**Input rows**.

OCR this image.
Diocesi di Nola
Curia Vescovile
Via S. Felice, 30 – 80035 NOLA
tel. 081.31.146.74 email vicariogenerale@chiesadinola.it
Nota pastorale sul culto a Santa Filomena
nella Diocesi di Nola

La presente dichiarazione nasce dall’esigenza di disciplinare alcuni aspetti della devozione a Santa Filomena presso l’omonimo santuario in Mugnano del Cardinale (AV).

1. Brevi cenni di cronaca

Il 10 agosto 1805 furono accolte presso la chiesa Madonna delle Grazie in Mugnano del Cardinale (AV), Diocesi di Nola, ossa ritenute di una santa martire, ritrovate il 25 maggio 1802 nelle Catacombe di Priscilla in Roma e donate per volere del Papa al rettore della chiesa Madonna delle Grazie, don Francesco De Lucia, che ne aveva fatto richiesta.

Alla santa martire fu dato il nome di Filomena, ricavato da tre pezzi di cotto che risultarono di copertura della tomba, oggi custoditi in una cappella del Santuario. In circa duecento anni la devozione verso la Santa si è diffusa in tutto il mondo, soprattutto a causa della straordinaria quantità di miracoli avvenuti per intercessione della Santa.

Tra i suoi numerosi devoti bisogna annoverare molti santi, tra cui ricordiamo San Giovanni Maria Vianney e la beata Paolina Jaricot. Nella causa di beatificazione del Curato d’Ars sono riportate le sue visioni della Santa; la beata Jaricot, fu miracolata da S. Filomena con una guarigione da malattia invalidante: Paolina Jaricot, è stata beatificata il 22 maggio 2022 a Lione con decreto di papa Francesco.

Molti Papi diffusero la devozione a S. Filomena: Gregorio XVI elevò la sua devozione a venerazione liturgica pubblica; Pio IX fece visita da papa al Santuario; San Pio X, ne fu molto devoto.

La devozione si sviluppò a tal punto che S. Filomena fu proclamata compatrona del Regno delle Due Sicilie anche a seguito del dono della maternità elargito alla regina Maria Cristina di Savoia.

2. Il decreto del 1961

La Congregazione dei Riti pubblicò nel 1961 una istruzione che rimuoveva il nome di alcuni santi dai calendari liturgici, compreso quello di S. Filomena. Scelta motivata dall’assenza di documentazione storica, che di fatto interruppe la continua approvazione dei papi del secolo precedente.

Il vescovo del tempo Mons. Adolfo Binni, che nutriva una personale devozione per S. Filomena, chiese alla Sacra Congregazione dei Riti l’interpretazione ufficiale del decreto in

**Directions for this task**. Repeat the listing above without any change.

**Result of this exercise**.
OCR this image.
Diocesi di Nola
Curia Vescovile
Via S. Felice, 30 – 80035 NOLA
tel. 081.31.146.74 email vicariogenerale@chiesadinola.it
Nota pastorale sul culto a Santa Filomena
nella Diocesi di Nola

La presente dichiarazione nasce dall’esigenza di disciplinare alcuni aspetti della devozione a Santa Filomena presso l’omonimo santuario in Mugnano del Cardinale (AV).

1. Brevi cenni di cronaca

Il 10 agosto 1805 furono accolte presso la chiesa Madonna delle Grazie in Mugnano del Cardinale (AV), Diocesi di Nola, ossa ritenute di una santa martire, ritrovate il 25 maggio 1802 nelle Catacombe di Priscilla in Roma e donate per volere del Papa al rettore della chiesa Madonna delle Grazie, don Francesco De Lucia, che ne aveva fatto richiesta.

Alla santa martire fu dato il nome di Filomena, ricavato da tre pezzi di cotto che risultarono di copertura della tomba, oggi custoditi in una cappella del Santuario. In circa duecento anni la devozione verso la Santa si è diffusa in tutto il mondo, soprattutto a causa della straordinaria quantità di miracoli avvenuti per intercessione della Santa.

Tra i suoi numerosi devoti bisogna annoverare molti santi, tra cui ricordiamo San Giovanni Maria Vianney e la beata Paolina Jaricot. Nella causa di beatificazione del Curato d’Ars sono riportate le sue visioni della Santa; la beata Jaricot, fu miracolata da S. Filomena con una guarigione da malattia invalidante: Paolina Jaricot, è stata beatificata il 22 maggio 2022 a Lione con decreto di papa Francesco.

Molti Papi diffusero la devozione a S. Filomena: Gregorio XVI elevò la sua devozione a venerazione liturgica pubblica; Pio IX fece visita da papa al Santuario; San Pio X, ne fu molto devoto.

La devozione si sviluppò a tal punto che S. Filomena fu proclamata compatrona del Regno delle Due Sicilie anche a seguito del dono della maternità elargito alla regina Maria Cristina di Savoia.

2. Il decreto del 1961

La Congregazione dei Riti pubblicò nel 1961 una istruzione che rimuoveva il nome di alcuni santi dai calendari liturgici, compreso quello di S. Filomena. Scelta motivata dall’assenza di documentazione storica, che di fatto interruppe la continua approvazione dei papi del secolo precedente.

Il vescovo del tempo Mons. Adolfo Binni, che nutriva una personale devozione per S. Filomena, chiese alla Sacra Congregazione dei Riti l’interpretazione ufficiale del decreto in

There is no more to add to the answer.